■ Given instruction ■
Print out the material that follows word for word.

(Dataset excerpt)

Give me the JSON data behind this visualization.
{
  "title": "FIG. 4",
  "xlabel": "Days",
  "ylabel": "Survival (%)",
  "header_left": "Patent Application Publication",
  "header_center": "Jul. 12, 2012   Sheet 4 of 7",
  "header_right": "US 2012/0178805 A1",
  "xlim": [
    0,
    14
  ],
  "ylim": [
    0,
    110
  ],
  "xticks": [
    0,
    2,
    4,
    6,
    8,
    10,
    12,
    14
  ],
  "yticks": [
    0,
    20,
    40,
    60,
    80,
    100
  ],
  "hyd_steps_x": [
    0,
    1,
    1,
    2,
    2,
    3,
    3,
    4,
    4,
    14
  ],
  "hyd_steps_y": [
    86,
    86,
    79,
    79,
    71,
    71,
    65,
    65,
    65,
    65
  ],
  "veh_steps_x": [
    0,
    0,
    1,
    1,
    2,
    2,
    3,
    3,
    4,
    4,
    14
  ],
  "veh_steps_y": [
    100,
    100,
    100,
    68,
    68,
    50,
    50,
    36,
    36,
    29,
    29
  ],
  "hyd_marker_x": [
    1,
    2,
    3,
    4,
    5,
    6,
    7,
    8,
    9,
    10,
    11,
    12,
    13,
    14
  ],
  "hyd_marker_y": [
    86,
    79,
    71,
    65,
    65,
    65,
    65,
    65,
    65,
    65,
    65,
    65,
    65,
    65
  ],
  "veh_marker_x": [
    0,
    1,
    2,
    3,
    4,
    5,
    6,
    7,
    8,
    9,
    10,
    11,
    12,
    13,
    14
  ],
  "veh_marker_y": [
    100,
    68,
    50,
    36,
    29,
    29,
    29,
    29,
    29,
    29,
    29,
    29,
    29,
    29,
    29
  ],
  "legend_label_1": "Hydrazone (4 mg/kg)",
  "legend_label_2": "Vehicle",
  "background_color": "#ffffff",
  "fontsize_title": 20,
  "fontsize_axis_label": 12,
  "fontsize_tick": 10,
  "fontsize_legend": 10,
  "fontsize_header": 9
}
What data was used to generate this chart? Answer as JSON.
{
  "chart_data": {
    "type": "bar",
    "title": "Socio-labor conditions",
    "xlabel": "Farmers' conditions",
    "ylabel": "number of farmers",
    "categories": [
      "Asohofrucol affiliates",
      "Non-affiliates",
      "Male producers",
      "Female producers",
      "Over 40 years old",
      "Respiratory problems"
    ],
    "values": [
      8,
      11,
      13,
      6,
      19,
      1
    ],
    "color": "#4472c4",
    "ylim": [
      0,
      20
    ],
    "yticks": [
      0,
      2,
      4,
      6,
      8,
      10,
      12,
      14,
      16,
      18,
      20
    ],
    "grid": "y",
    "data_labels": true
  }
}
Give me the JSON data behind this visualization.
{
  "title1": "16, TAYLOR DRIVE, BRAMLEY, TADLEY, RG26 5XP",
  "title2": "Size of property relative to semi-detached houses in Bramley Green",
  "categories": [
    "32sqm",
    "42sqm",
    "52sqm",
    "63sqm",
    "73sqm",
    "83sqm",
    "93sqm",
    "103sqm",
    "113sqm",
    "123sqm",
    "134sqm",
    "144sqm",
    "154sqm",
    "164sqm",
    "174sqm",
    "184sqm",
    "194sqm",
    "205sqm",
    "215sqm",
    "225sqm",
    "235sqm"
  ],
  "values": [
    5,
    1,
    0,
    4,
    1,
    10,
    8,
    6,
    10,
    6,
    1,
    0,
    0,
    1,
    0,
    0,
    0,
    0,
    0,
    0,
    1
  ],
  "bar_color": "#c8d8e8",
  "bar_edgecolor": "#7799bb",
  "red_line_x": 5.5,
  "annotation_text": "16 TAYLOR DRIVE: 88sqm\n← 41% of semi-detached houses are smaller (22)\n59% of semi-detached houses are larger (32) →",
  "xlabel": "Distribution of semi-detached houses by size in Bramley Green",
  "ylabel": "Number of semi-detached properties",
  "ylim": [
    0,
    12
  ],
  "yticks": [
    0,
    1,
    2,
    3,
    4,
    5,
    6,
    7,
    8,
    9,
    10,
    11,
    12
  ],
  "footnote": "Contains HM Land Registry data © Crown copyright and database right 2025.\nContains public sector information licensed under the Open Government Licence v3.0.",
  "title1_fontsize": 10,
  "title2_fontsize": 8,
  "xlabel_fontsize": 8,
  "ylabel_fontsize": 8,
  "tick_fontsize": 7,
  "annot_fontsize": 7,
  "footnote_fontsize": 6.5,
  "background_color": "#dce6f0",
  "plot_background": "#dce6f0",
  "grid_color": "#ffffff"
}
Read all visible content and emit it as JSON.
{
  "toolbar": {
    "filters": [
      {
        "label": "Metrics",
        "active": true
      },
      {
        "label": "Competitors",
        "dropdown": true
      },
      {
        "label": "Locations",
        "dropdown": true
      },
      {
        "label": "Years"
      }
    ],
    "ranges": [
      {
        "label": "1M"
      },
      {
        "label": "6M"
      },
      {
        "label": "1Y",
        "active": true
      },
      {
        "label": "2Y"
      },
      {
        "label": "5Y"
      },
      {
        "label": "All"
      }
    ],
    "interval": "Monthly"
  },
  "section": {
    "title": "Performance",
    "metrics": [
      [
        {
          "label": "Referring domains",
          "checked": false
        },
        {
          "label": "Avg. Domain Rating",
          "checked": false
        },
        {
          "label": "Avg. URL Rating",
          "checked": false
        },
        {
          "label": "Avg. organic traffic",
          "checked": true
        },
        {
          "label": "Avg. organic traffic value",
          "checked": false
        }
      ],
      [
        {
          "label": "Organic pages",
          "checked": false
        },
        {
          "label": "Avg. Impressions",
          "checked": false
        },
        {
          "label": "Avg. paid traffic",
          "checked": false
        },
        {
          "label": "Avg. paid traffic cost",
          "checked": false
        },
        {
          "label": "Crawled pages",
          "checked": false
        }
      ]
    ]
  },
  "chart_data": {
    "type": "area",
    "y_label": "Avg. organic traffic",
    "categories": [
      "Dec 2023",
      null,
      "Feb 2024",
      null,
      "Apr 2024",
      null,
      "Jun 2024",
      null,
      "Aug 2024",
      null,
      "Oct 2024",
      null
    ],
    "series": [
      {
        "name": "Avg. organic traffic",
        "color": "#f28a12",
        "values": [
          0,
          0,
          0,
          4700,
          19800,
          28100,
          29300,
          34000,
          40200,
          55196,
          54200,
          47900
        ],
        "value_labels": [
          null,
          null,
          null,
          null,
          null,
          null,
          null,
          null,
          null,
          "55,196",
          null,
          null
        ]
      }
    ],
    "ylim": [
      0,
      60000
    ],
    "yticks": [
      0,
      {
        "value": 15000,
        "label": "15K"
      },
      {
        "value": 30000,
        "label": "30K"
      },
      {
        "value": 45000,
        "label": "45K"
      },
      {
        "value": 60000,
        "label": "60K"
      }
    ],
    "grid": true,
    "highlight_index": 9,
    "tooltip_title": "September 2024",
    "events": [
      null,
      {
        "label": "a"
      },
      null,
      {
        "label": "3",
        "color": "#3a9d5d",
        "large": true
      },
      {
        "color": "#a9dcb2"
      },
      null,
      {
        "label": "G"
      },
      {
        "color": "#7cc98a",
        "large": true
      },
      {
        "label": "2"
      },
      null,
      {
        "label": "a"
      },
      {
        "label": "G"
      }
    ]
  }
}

■ Result ■
Give me the JSON data behind this visualization.
{
  "title": "FIG. 4",
  "xlabel": "Days",
  "ylabel": "Survival (%)",
  "header_left": "Patent Application Publication",
  "header_center": "Jul. 12, 2012   Sheet 4 of 7",
  "header_right": "US 2012/0178805 A1",
  "xlim": [
    0,
    14
  ],
  "ylim": [
    0,
    110
  ],
  "xticks": [
    0,
    2,
    4,
    6,
    8,
    10,
    12,
    14
  ],
  "yticks": [
    0,
    20,
    40,
    60,
    80,
    100
  ],
  "hyd_steps_x": [
    0,
    1,
    1,
    2,
    2,
    3,
    3,
    4,
    4,
    14
  ],
  "hyd_steps_y": [
    86,
    86,
    79,
    79,
    71,
    71,
    65,
    65,
    65,
    65
  ],
  "veh_steps_x": [
    0,
    0,
    1,
    1,
    2,
    2,
    3,
    3,
    4,
    4,
    14
  ],
  "veh_steps_y": [
    100,
    100,
    100,
    68,
    68,
    50,
    50,
    36,
    36,
    29,
    29
  ],
  "hyd_marker_x": [
    1,
    2,
    3,
    4,
    5,
    6,
    7,
    8,
    9,
    10,
    11,
    12,
    13,
    14
  ],
  "hyd_marker_y": [
    86,
    79,
    71,
    65,
    65,
    65,
    65,
    65,
    65,
    65,
    65,
    65,
    65,
    65
  ],
  "veh_marker_x": [
    0,
    1,
    2,
    3,
    4,
    5,
    6,
    7,
    8,
    9,
    10,
    11,
    12,
    13,
    14
  ],
  "veh_marker_y": [
    100,
    68,
    50,
    36,
    29,
    29,
    29,
    29,
    29,
    29,
    29,
    29,
    29,
    29,
    29
  ],
  "legend_label_1": "Hydrazone (4 mg/kg)",
  "legend_label_2": "Vehicle",
  "background_color": "#ffffff",
  "fontsize_title": 20,
  "fontsize_axis_label": 12,
  "fontsize_tick": 10,
  "fontsize_legend": 10,
  "fontsize_header": 9
}
What data was used to generate this chart? Answer as JSON.
{
  "chart_data": {
    "type": "bar",
    "title": "Socio-labor conditions",
    "xlabel": "Farmers' conditions",
    "ylabel": "number of farmers",
    "categories": [
      "Asohofrucol affiliates",
      "Non-affiliates",
      "Male producers",
      "Female producers",
      "Over 40 years old",
      "Respiratory problems"
    ],
    "values": [
      8,
      11,
      13,
      6,
      19,
      1
    ],
    "color": "#4472c4",
    "ylim": [
      0,
      20
    ],
    "yticks": [
      0,
      2,
      4,
      6,
      8,
      10,
      12,
      14,
      16,
      18,
      20
    ],
    "grid": "y",
    "data_labels": true
  }
}
Give me the JSON data behind this visualization.
{
  "title1": "16, TAYLOR DRIVE, BRAMLEY, TADLEY, RG26 5XP",
  "title2": "Size of property relative to semi-detached houses in Bramley Green",
  "categories": [
    "32sqm",
    "42sqm",
    "52sqm",
    "63sqm",
    "73sqm",
    "83sqm",
    "93sqm",
    "103sqm",
    "113sqm",
    "123sqm",
    "134sqm",
    "144sqm",
    "154sqm",
    "164sqm",
    "174sqm",
    "184sqm",
    "194sqm",
    "205sqm",
    "215sqm",
    "225sqm",
    "235sqm"
  ],
  "values": [
    5,
    1,
    0,
    4,
    1,
    10,
    8,
    6,
    10,
    6,
    1,
    0,
    0,
    1,
    0,
    0,
    0,
    0,
    0,
    0,
    1
  ],
  "bar_color": "#c8d8e8",
  "bar_edgecolor": "#7799bb",
  "red_line_x": 5.5,
  "annotation_text": "16 TAYLOR DRIVE: 88sqm\n← 41% of semi-detached houses are smaller (22)\n59% of semi-detached houses are larger (32) →",
  "xlabel": "Distribution of semi-detached houses by size in Bramley Green",
  "ylabel": "Number of semi-detached properties",
  "ylim": [
    0,
    12
  ],
  "yticks": [
    0,
    1,
    2,
    3,
    4,
    5,
    6,
    7,
    8,
    9,
    10,
    11,
    12
  ],
  "footnote": "Contains HM Land Registry data © Crown copyright and database right 2025.\nContains public sector information licensed under the Open Government Licence v3.0.",
  "title1_fontsize": 10,
  "title2_fontsize": 8,
  "xlabel_fontsize": 8,
  "ylabel_fontsize": 8,
  "tick_fontsize": 7,
  "annot_fontsize": 7,
  "footnote_fontsize": 6.5,
  "background_color": "#dce6f0",
  "plot_background": "#dce6f0",
  "grid_color": "#ffffff"
}
Read all visible content and emit it as JSON.
{
  "toolbar": {
    "filters": [
      {
        "label": "Metrics",
        "active": true
      },
      {
        "label": "Competitors",
        "dropdown": true
      },
      {
        "label": "Locations",
        "dropdown": true
      },
      {
        "label": "Years"
      }
    ],
    "ranges": [
      {
        "label": "1M"
      },
      {
        "label": "6M"
      },
      {
        "label": "1Y",
        "active": true
      },
      {
        "label": "2Y"
      },
      {
        "label": "5Y"
      },
      {
        "label": "All"
      }
    ],
    "interval": "Monthly"
  },
  "section": {
    "title": "Performance",
    "metrics": [
      [
        {
          "label": "Referring domains",
          "checked": false
        },
        {
          "label": "Avg. Domain Rating",
          "checked": false
        },
        {
          "label": "Avg. URL Rating",
          "checked": false
        },
        {
          "label": "Avg. organic traffic",
          "checked": true
        },
        {
          "label": "Avg. organic traffic value",
          "checked": false
        }
      ],
      [
        {
          "label": "Organic pages",
          "checked": false
        },
        {
          "label": "Avg. Impressions",
          "checked": false
        },
        {
          "label": "Avg. paid traffic",
          "checked": false
        },
        {
          "label": "Avg. paid traffic cost",
          "checked": false
        },
        {
          "label": "Crawled pages",
          "checked": false
        }
      ]
    ]
  },
  "chart_data": {
    "type": "area",
    "y_label": "Avg. organic traffic",
    "categories": [
      "Dec 2023",
      null,
      "Feb 2024",
      null,
      "Apr 2024",
      null,
      "Jun 2024",
      null,
      "Aug 2024",
      null,
      "Oct 2024",
      null
    ],
    "series": [
      {
        "name": "Avg. organic traffic",
        "color": "#f28a12",
        "values": [
          0,
          0,
          0,
          4700,
          19800,
          28100,
          29300,
          34000,
          40200,
          55196,
          54200,
          47900
        ],
        "value_labels": [
          null,
          null,
          null,
          null,
          null,
          null,
          null,
          null,
          null,
          "55,196",
          null,
          null
        ]
      }
    ],
    "ylim": [
      0,
      60000
    ],
    "yticks": [
      0,
      {
        "value": 15000,
        "label": "15K"
      },
      {
        "value": 30000,
        "label": "30K"
      },
      {
        "value": 45000,
        "label": "45K"
      },
      {
        "value": 60000,
        "label": "60K"
      }
    ],
    "grid": true,
    "highlight_index": 9,
    "tooltip_title": "September 2024",
    "events": [
      null,
      {
        "label": "a"
      },
      null,
      {
        "label": "3",
        "color": "#3a9d5d",
        "large": true
      },
      {
        "color": "#a9dcb2"
      },
      null,
      {
        "label": "G"
      },
      {
        "color": "#7cc98a",
        "large": true
      },
      {
        "label": "2"
      },
      null,
      {
        "label": "a"
      },
      {
        "label": "G"
      }
    ]
  }
}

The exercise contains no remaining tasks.